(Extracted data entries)
════

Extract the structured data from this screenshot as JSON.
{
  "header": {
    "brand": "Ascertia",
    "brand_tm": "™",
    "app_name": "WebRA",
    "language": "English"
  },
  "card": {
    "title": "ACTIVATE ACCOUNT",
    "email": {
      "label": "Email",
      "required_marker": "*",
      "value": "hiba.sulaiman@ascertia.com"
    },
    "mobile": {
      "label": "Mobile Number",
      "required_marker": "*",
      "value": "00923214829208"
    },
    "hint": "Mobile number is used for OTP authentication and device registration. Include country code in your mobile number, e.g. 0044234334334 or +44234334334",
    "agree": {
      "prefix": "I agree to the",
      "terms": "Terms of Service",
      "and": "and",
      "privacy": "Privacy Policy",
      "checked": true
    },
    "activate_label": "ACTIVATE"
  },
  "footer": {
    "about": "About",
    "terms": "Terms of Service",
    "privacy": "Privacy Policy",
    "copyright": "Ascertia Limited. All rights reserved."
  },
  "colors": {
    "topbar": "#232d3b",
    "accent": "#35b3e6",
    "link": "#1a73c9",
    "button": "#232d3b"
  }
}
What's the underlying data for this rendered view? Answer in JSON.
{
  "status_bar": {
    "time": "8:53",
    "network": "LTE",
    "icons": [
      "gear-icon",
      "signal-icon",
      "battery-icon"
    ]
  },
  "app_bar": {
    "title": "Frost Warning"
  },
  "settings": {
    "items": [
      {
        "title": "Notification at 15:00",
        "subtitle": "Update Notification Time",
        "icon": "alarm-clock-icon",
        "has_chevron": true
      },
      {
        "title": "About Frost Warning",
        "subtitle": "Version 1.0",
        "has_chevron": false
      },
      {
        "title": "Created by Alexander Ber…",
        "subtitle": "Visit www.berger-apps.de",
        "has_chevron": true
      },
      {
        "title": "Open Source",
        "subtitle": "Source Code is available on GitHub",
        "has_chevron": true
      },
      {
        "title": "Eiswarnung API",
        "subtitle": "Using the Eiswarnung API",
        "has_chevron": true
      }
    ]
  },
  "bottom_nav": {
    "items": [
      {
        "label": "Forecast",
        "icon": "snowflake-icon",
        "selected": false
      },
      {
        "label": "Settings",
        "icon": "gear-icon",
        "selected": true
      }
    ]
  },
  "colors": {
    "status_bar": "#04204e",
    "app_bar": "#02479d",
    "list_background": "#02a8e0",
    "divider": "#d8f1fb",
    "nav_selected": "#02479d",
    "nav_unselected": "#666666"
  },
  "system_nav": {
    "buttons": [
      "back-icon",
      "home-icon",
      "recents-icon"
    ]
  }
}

════

Task to carry out: Go through the records above and set each one down exactly, please.

Exercise output:
Extract the structured data from this screenshot as JSON.
{
  "header": {
    "brand": "Ascertia",
    "brand_tm": "™",
    "app_name": "WebRA",
    "language": "English"
  },
  "card": {
    "title": "ACTIVATE ACCOUNT",
    "email": {
      "label": "Email",
      "required_marker": "*",
      "value": "hiba.sulaiman@ascertia.com"
    },
    "mobile": {
      "label": "Mobile Number",
      "required_marker": "*",
      "value": "00923214829208"
    },
    "hint": "Mobile number is used for OTP authentication and device registration. Include country code in your mobile number, e.g. 0044234334334 or +44234334334",
    "agree": {
      "prefix": "I agree to the",
      "terms": "Terms of Service",
      "and": "and",
      "privacy": "Privacy Policy",
      "checked": true
    },
    "activate_label": "ACTIVATE"
  },
  "footer": {
    "about": "About",
    "terms": "Terms of Service",
    "privacy": "Privacy Policy",
    "copyright": "Ascertia Limited. All rights reserved."
  },
  "colors": {
    "topbar": "#232d3b",
    "accent": "#35b3e6",
    "link": "#1a73c9",
    "button": "#232d3b"
  }
}
What's the underlying data for this rendered view? Answer in JSON.
{
  "status_bar": {
    "time": "8:53",
    "network": "LTE",
    "icons": [
      "gear-icon",
      "signal-icon",
      "battery-icon"
    ]
  },
  "app_bar": {
    "title": "Frost Warning"
  },
  "settings": {
    "items": [
      {
        "title": "Notification at 15:00",
        "subtitle": "Update Notification Time",
        "icon": "alarm-clock-icon",
        "has_chevron": true
      },
      {
        "title": "About Frost Warning",
        "subtitle": "Version 1.0",
        "has_chevron": false
      },
      {
        "title": "Created by Alexander Ber…",
        "subtitle": "Visit www.berger-apps.de",
        "has_chevron": true
      },
      {
        "title": "Open Source",
        "subtitle": "Source Code is available on GitHub",
        "has_chevron": true
      },
      {
        "title": "Eiswarnung API",
        "subtitle": "Using the Eiswarnung API",
        "has_chevron": true
      }
    ]
  },
  "bottom_nav": {
    "items": [
      {
        "label": "Forecast",
        "icon": "snowflake-icon",
        "selected": false
      },
      {
        "label": "Settings",
        "icon": "gear-icon",
        "selected": true
      }
    ]
  },
  "colors": {
    "status_bar": "#04204e",
    "app_bar": "#02479d",
    "list_background": "#02a8e0",
    "divider": "#d8f1fb",
    "nav_selected": "#02479d",
    "nav_unselected": "#666666"
  },
  "system_nav": {
    "buttons": [
      "back-icon",
      "home-icon",
      "recents-icon"
    ]
  }
}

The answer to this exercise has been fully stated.